WRITTEN PROBLEM: Transcribe every line exactly and omit anything that is a picture.

SUPPLIED INFORMATION:
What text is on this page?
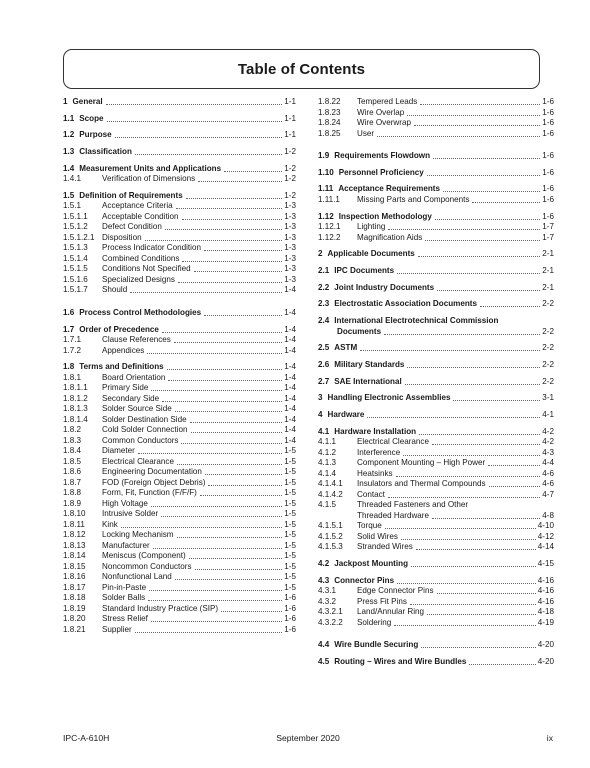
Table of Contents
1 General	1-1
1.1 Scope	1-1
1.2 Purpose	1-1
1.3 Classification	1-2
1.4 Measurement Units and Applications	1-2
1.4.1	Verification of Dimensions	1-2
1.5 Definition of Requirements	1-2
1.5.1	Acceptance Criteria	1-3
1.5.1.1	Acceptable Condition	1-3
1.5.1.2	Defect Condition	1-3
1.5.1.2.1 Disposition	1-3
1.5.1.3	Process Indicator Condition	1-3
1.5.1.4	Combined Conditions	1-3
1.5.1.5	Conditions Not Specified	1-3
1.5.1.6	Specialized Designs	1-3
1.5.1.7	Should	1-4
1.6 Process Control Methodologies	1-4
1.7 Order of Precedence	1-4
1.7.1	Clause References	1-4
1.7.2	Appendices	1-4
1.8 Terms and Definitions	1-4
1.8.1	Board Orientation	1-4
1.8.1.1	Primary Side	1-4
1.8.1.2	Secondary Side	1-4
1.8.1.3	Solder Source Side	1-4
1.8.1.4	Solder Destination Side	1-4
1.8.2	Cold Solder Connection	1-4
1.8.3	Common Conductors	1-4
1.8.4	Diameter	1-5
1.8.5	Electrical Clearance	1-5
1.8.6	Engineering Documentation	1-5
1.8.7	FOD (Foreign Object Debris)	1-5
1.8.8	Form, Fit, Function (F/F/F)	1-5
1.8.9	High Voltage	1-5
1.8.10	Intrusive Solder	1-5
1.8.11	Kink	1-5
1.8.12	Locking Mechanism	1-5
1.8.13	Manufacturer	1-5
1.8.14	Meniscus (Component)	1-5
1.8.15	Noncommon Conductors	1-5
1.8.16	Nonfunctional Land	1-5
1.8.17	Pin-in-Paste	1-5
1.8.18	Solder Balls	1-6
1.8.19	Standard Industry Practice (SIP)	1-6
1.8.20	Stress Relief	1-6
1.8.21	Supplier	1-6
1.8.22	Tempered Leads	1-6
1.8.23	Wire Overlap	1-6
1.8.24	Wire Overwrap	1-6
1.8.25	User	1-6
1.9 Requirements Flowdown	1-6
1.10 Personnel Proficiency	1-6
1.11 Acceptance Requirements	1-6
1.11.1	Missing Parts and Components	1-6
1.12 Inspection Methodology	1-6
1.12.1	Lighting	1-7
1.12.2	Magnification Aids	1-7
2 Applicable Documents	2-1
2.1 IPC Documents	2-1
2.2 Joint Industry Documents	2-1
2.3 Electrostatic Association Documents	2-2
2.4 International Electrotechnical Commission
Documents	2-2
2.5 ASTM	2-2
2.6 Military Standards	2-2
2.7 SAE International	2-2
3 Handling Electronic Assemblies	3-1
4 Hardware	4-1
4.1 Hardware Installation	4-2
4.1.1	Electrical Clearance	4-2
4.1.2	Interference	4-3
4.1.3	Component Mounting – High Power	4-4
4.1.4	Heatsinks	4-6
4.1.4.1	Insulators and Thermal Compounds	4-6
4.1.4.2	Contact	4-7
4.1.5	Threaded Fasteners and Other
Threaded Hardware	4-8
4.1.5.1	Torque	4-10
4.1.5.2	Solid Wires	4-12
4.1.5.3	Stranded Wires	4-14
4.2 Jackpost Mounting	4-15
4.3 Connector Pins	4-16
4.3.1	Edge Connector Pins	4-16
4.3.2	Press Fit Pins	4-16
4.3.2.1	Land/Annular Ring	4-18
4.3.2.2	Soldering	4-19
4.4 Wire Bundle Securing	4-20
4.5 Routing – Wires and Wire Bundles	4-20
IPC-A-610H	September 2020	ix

SOLVED EXERCISE:
What text is on this page?
Table of Contents
1 General	1-1
1.1 Scope	1-1
1.2 Purpose	1-1
1.3 Classification	1-2
1.4 Measurement Units and Applications	1-2
1.4.1	Verification of Dimensions	1-2
1.5 Definition of Requirements	1-2
1.5.1	Acceptance Criteria	1-3
1.5.1.1	Acceptable Condition	1-3
1.5.1.2	Defect Condition	1-3
1.5.1.2.1 Disposition	1-3
1.5.1.3	Process Indicator Condition	1-3
1.5.1.4	Combined Conditions	1-3
1.5.1.5	Conditions Not Specified	1-3
1.5.1.6	Specialized Designs	1-3
1.5.1.7	Should	1-4
1.6 Process Control Methodologies	1-4
1.7 Order of Precedence	1-4
1.7.1	Clause References	1-4
1.7.2	Appendices	1-4
1.8 Terms and Definitions	1-4
1.8.1	Board Orientation	1-4
1.8.1.1	Primary Side	1-4
1.8.1.2	Secondary Side	1-4
1.8.1.3	Solder Source Side	1-4
1.8.1.4	Solder Destination Side	1-4
1.8.2	Cold Solder Connection	1-4
1.8.3	Common Conductors	1-4
1.8.4	Diameter	1-5
1.8.5	Electrical Clearance	1-5
1.8.6	Engineering Documentation	1-5
1.8.7	FOD (Foreign Object Debris)	1-5
1.8.8	Form, Fit, Function (F/F/F)	1-5
1.8.9	High Voltage	1-5
1.8.10	Intrusive Solder	1-5
1.8.11	Kink	1-5
1.8.12	Locking Mechanism	1-5
1.8.13	Manufacturer	1-5
1.8.14	Meniscus (Component)	1-5
1.8.15	Noncommon Conductors	1-5
1.8.16	Nonfunctional Land	1-5
1.8.17	Pin-in-Paste	1-5
1.8.18	Solder Balls	1-6
1.8.19	Standard Industry Practice (SIP)	1-6
1.8.20	Stress Relief	1-6
1.8.21	Supplier	1-6
1.8.22	Tempered Leads	1-6
1.8.23	Wire Overlap	1-6
1.8.24	Wire Overwrap	1-6
1.8.25	User	1-6
1.9 Requirements Flowdown	1-6
1.10 Personnel Proficiency	1-6
1.11 Acceptance Requirements	1-6
1.11.1	Missing Parts and Components	1-6
1.12 Inspection Methodology	1-6
1.12.1	Lighting	1-7
1.12.2	Magnification Aids	1-7
2 Applicable Documents	2-1
2.1 IPC Documents	2-1
2.2 Joint Industry Documents	2-1
2.3 Electrostatic Association Documents	2-2
2.4 International Electrotechnical Commission
Documents	2-2
2.5 ASTM	2-2
2.6 Military Standards	2-2
2.7 SAE International	2-2
3 Handling Electronic Assemblies	3-1
4 Hardware	4-1
4.1 Hardware Installation	4-2
4.1.1	Electrical Clearance	4-2
4.1.2	Interference	4-3
4.1.3	Component Mounting – High Power	4-4
4.1.4	Heatsinks	4-6
4.1.4.1	Insulators and Thermal Compounds	4-6
4.1.4.2	Contact	4-7
4.1.5	Threaded Fasteners and Other
Threaded Hardware	4-8
4.1.5.1	Torque	4-10
4.1.5.2	Solid Wires	4-12
4.1.5.3	Stranded Wires	4-14
4.2 Jackpost Mounting	4-15
4.3 Connector Pins	4-16
4.3.1	Edge Connector Pins	4-16
4.3.2	Press Fit Pins	4-16
4.3.2.1	Land/Annular Ring	4-18
4.3.2.2	Soldering	4-19
4.4 Wire Bundle Securing	4-20
4.5 Routing – Wires and Wire Bundles	4-20
IPC-A-610H	September 2020	ix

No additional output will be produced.